WRITTEN REQUEST:
Scan the listing below and copy every line holding "España".
++++++++
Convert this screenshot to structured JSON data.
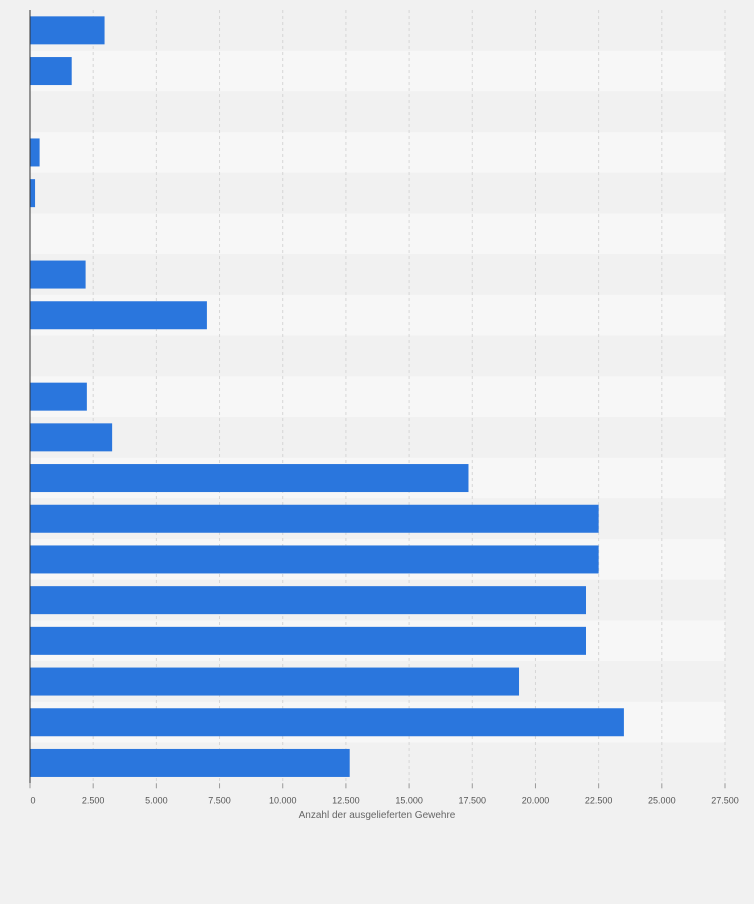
{
  "chart_data": {
    "type": "bar",
    "orientation": "horizontal",
    "title": "",
    "xlabel": "Anzahl der ausgelieferten Gewehre",
    "ylabel": "",
    "xlim": [
      0,
      27500
    ],
    "x_ticks": [
      0,
      2500,
      5000,
      7500,
      10000,
      12500,
      15000,
      17500,
      20000,
      22500,
      25000,
      27500
    ],
    "x_tick_labels": [
      "0",
      "2.500",
      "5.000",
      "7.500",
      "10.000",
      "12.500",
      "15.000",
      "17.500",
      "20.000",
      "22.500",
      "25.000",
      "27.500"
    ],
    "grid": true,
    "legend": "none",
    "categories": [
      "",
      "",
      "",
      "",
      "",
      "",
      "",
      "",
      "",
      "",
      "",
      "",
      "",
      "",
      "",
      "",
      "",
      "",
      ""
    ],
    "values": [
      2950,
      1650,
      null,
      380,
      200,
      null,
      2200,
      7000,
      null,
      2250,
      3250,
      17350,
      22500,
      22500,
      22000,
      22000,
      19350,
      23500,
      12650
    ],
    "colors": {
      "bar": "#2a76dd",
      "background": "#f1f1f1",
      "band_light": "#f7f7f7",
      "band_dark": "#f1f1f1",
      "grid": "#d6d6d6",
      "tick_text": "#555555"
    }
  }
}
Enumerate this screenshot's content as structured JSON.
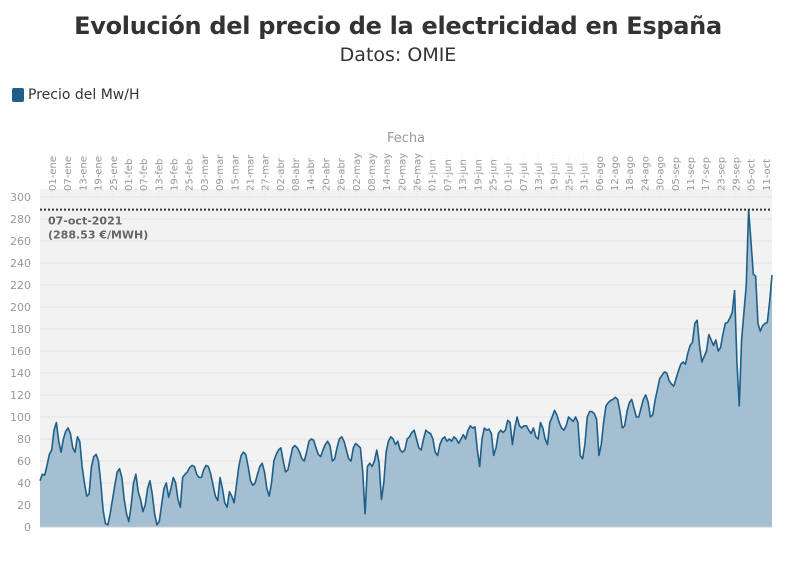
{
  "title": "Evolución del precio de la electricidad en España",
  "subtitle": "Datos: OMIE",
  "legend": {
    "label": "Precio del Mw/H",
    "color": "#1e5f8a"
  },
  "colors": {
    "line": "#1e5f8a",
    "fill": "#a3bfd1",
    "plot_bg": "#f2f2f2",
    "grid": "#e4e4e4",
    "axis_text": "#999999",
    "annotation": "#666666"
  },
  "chart_data": {
    "type": "area",
    "title": "Evolución del precio de la electricidad en España",
    "subtitle": "Datos: OMIE",
    "xlabel": "Fecha",
    "ylabel": "",
    "ylim": [
      0,
      300
    ],
    "yticks": [
      0,
      20,
      40,
      60,
      80,
      100,
      120,
      140,
      160,
      180,
      200,
      220,
      240,
      260,
      280,
      300
    ],
    "grid": true,
    "legend_position": "top-left",
    "x_tick_labels": [
      "01-ene",
      "07-ene",
      "13-ene",
      "19-ene",
      "25-ene",
      "01-feb",
      "07-feb",
      "13-feb",
      "19-feb",
      "25-feb",
      "03-mar",
      "09-mar",
      "15-mar",
      "21-mar",
      "27-mar",
      "02-abr",
      "08-abr",
      "14-abr",
      "20-abr",
      "26-abr",
      "02-may",
      "08-may",
      "14-may",
      "20-may",
      "26-may",
      "01-jun",
      "07-jun",
      "13-jun",
      "19-jun",
      "25-jun",
      "01-jul",
      "07-jul",
      "13-jul",
      "19-jul",
      "25-jul",
      "31-jul",
      "06-ago",
      "12-ago",
      "18-ago",
      "24-ago",
      "30-ago",
      "05-sep",
      "11-sep",
      "17-sep",
      "23-sep",
      "29-sep",
      "05-oct",
      "11-oct"
    ],
    "series": [
      {
        "name": "Precio del Mw/H",
        "points": [
          [
            1,
            42
          ],
          [
            2,
            48
          ],
          [
            3,
            47
          ],
          [
            4,
            56
          ],
          [
            5,
            66
          ],
          [
            6,
            70
          ],
          [
            7,
            88
          ],
          [
            8,
            95
          ],
          [
            9,
            78
          ],
          [
            10,
            68
          ],
          [
            11,
            80
          ],
          [
            12,
            87
          ],
          [
            13,
            90
          ],
          [
            14,
            85
          ],
          [
            15,
            72
          ],
          [
            16,
            68
          ],
          [
            17,
            82
          ],
          [
            18,
            78
          ],
          [
            19,
            55
          ],
          [
            20,
            40
          ],
          [
            21,
            28
          ],
          [
            22,
            30
          ],
          [
            23,
            55
          ],
          [
            24,
            64
          ],
          [
            25,
            66
          ],
          [
            26,
            60
          ],
          [
            27,
            40
          ],
          [
            28,
            15
          ],
          [
            29,
            3
          ],
          [
            30,
            2
          ],
          [
            31,
            12
          ],
          [
            32,
            25
          ],
          [
            33,
            38
          ],
          [
            34,
            50
          ],
          [
            35,
            53
          ],
          [
            36,
            45
          ],
          [
            37,
            25
          ],
          [
            38,
            12
          ],
          [
            39,
            5
          ],
          [
            40,
            20
          ],
          [
            41,
            40
          ],
          [
            42,
            48
          ],
          [
            43,
            32
          ],
          [
            44,
            25
          ],
          [
            45,
            14
          ],
          [
            46,
            20
          ],
          [
            47,
            35
          ],
          [
            48,
            42
          ],
          [
            49,
            30
          ],
          [
            50,
            12
          ],
          [
            51,
            2
          ],
          [
            52,
            5
          ],
          [
            53,
            20
          ],
          [
            54,
            35
          ],
          [
            55,
            40
          ],
          [
            56,
            27
          ],
          [
            57,
            35
          ],
          [
            58,
            45
          ],
          [
            59,
            40
          ],
          [
            60,
            25
          ],
          [
            61,
            18
          ],
          [
            62,
            45
          ],
          [
            63,
            48
          ],
          [
            64,
            50
          ],
          [
            65,
            54
          ],
          [
            66,
            56
          ],
          [
            67,
            55
          ],
          [
            68,
            48
          ],
          [
            69,
            45
          ],
          [
            70,
            45
          ],
          [
            71,
            52
          ],
          [
            72,
            56
          ],
          [
            73,
            55
          ],
          [
            74,
            48
          ],
          [
            75,
            38
          ],
          [
            76,
            28
          ],
          [
            77,
            24
          ],
          [
            78,
            45
          ],
          [
            79,
            35
          ],
          [
            80,
            22
          ],
          [
            81,
            18
          ],
          [
            82,
            32
          ],
          [
            83,
            28
          ],
          [
            84,
            22
          ],
          [
            85,
            38
          ],
          [
            86,
            55
          ],
          [
            87,
            65
          ],
          [
            88,
            68
          ],
          [
            89,
            66
          ],
          [
            90,
            55
          ],
          [
            91,
            42
          ],
          [
            92,
            38
          ],
          [
            93,
            40
          ],
          [
            94,
            48
          ],
          [
            95,
            55
          ],
          [
            96,
            58
          ],
          [
            97,
            50
          ],
          [
            98,
            35
          ],
          [
            99,
            28
          ],
          [
            100,
            40
          ],
          [
            101,
            60
          ],
          [
            102,
            66
          ],
          [
            103,
            70
          ],
          [
            104,
            72
          ],
          [
            105,
            60
          ],
          [
            106,
            50
          ],
          [
            107,
            52
          ],
          [
            108,
            62
          ],
          [
            109,
            72
          ],
          [
            110,
            74
          ],
          [
            111,
            72
          ],
          [
            112,
            68
          ],
          [
            113,
            62
          ],
          [
            114,
            60
          ],
          [
            115,
            68
          ],
          [
            116,
            78
          ],
          [
            117,
            80
          ],
          [
            118,
            79
          ],
          [
            119,
            72
          ],
          [
            120,
            66
          ],
          [
            121,
            64
          ],
          [
            122,
            70
          ],
          [
            123,
            75
          ],
          [
            124,
            78
          ],
          [
            125,
            74
          ],
          [
            126,
            60
          ],
          [
            127,
            62
          ],
          [
            128,
            72
          ],
          [
            129,
            80
          ],
          [
            130,
            82
          ],
          [
            131,
            78
          ],
          [
            132,
            70
          ],
          [
            133,
            62
          ],
          [
            134,
            60
          ],
          [
            135,
            72
          ],
          [
            136,
            76
          ],
          [
            137,
            74
          ],
          [
            138,
            72
          ],
          [
            139,
            50
          ],
          [
            140,
            12
          ],
          [
            141,
            55
          ],
          [
            142,
            58
          ],
          [
            143,
            55
          ],
          [
            144,
            60
          ],
          [
            145,
            70
          ],
          [
            146,
            58
          ],
          [
            147,
            25
          ],
          [
            148,
            40
          ],
          [
            149,
            68
          ],
          [
            150,
            78
          ],
          [
            151,
            82
          ],
          [
            152,
            80
          ],
          [
            153,
            75
          ],
          [
            154,
            78
          ],
          [
            155,
            70
          ],
          [
            156,
            68
          ],
          [
            157,
            70
          ],
          [
            158,
            80
          ],
          [
            159,
            82
          ],
          [
            160,
            86
          ],
          [
            161,
            88
          ],
          [
            162,
            80
          ],
          [
            163,
            72
          ],
          [
            164,
            70
          ],
          [
            165,
            80
          ],
          [
            166,
            88
          ],
          [
            167,
            86
          ],
          [
            168,
            85
          ],
          [
            169,
            80
          ],
          [
            170,
            68
          ],
          [
            171,
            65
          ],
          [
            172,
            75
          ],
          [
            173,
            80
          ],
          [
            174,
            82
          ],
          [
            175,
            78
          ],
          [
            176,
            80
          ],
          [
            177,
            78
          ],
          [
            178,
            82
          ],
          [
            179,
            80
          ],
          [
            180,
            76
          ],
          [
            181,
            80
          ],
          [
            182,
            84
          ],
          [
            183,
            80
          ],
          [
            184,
            88
          ],
          [
            185,
            92
          ],
          [
            186,
            90
          ],
          [
            187,
            91
          ],
          [
            188,
            70
          ],
          [
            189,
            55
          ],
          [
            190,
            80
          ],
          [
            191,
            90
          ],
          [
            192,
            88
          ],
          [
            193,
            89
          ],
          [
            194,
            85
          ],
          [
            195,
            65
          ],
          [
            196,
            72
          ],
          [
            197,
            85
          ],
          [
            198,
            88
          ],
          [
            199,
            86
          ],
          [
            200,
            88
          ],
          [
            201,
            97
          ],
          [
            202,
            95
          ],
          [
            203,
            75
          ],
          [
            204,
            90
          ],
          [
            205,
            100
          ],
          [
            206,
            92
          ],
          [
            207,
            90
          ],
          [
            208,
            92
          ],
          [
            209,
            92
          ],
          [
            210,
            88
          ],
          [
            211,
            85
          ],
          [
            212,
            90
          ],
          [
            213,
            82
          ],
          [
            214,
            80
          ],
          [
            215,
            95
          ],
          [
            216,
            90
          ],
          [
            217,
            80
          ],
          [
            218,
            75
          ],
          [
            219,
            95
          ],
          [
            220,
            100
          ],
          [
            221,
            106
          ],
          [
            222,
            102
          ],
          [
            223,
            95
          ],
          [
            224,
            90
          ],
          [
            225,
            88
          ],
          [
            226,
            92
          ],
          [
            227,
            100
          ],
          [
            228,
            98
          ],
          [
            229,
            96
          ],
          [
            230,
            100
          ],
          [
            231,
            95
          ],
          [
            232,
            65
          ],
          [
            233,
            62
          ],
          [
            234,
            75
          ],
          [
            235,
            100
          ],
          [
            236,
            105
          ],
          [
            237,
            105
          ],
          [
            238,
            103
          ],
          [
            239,
            98
          ],
          [
            240,
            65
          ],
          [
            241,
            75
          ],
          [
            242,
            95
          ],
          [
            243,
            110
          ],
          [
            244,
            113
          ],
          [
            245,
            115
          ],
          [
            246,
            116
          ],
          [
            247,
            118
          ],
          [
            248,
            116
          ],
          [
            249,
            105
          ],
          [
            250,
            90
          ],
          [
            251,
            92
          ],
          [
            252,
            105
          ],
          [
            253,
            113
          ],
          [
            254,
            116
          ],
          [
            255,
            108
          ],
          [
            256,
            100
          ],
          [
            257,
            100
          ],
          [
            258,
            108
          ],
          [
            259,
            116
          ],
          [
            260,
            120
          ],
          [
            261,
            114
          ],
          [
            262,
            100
          ],
          [
            263,
            102
          ],
          [
            264,
            115
          ],
          [
            265,
            125
          ],
          [
            266,
            135
          ],
          [
            267,
            138
          ],
          [
            268,
            141
          ],
          [
            269,
            140
          ],
          [
            270,
            133
          ],
          [
            271,
            130
          ],
          [
            272,
            128
          ],
          [
            273,
            135
          ],
          [
            274,
            142
          ],
          [
            275,
            148
          ],
          [
            276,
            150
          ],
          [
            277,
            148
          ],
          [
            278,
            158
          ],
          [
            279,
            165
          ],
          [
            280,
            168
          ],
          [
            281,
            185
          ],
          [
            282,
            188
          ],
          [
            283,
            165
          ],
          [
            284,
            150
          ],
          [
            285,
            155
          ],
          [
            286,
            160
          ],
          [
            287,
            175
          ],
          [
            288,
            170
          ],
          [
            289,
            165
          ],
          [
            290,
            170
          ],
          [
            291,
            160
          ],
          [
            292,
            163
          ],
          [
            293,
            175
          ],
          [
            294,
            185
          ],
          [
            295,
            186
          ],
          [
            296,
            190
          ],
          [
            297,
            195
          ],
          [
            298,
            215
          ],
          [
            299,
            150
          ],
          [
            300,
            110
          ],
          [
            301,
            170
          ],
          [
            302,
            195
          ],
          [
            303,
            220
          ],
          [
            304,
            288.53
          ],
          [
            305,
            260
          ],
          [
            306,
            230
          ],
          [
            307,
            228
          ],
          [
            308,
            185
          ],
          [
            309,
            178
          ],
          [
            310,
            183
          ],
          [
            311,
            185
          ],
          [
            312,
            186
          ],
          [
            313,
            205
          ],
          [
            314,
            229
          ]
        ]
      }
    ],
    "annotation": {
      "date_label": "07-oct-2021",
      "value_label": "(288.53 €/MWH)",
      "value": 288.53
    }
  }
}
++++++++
ANSWER FOR THIS EXERCISE:
  "title": "Evolución del precio de la electricidad en España",
    "title": "Evolución del precio de la electricidad en España",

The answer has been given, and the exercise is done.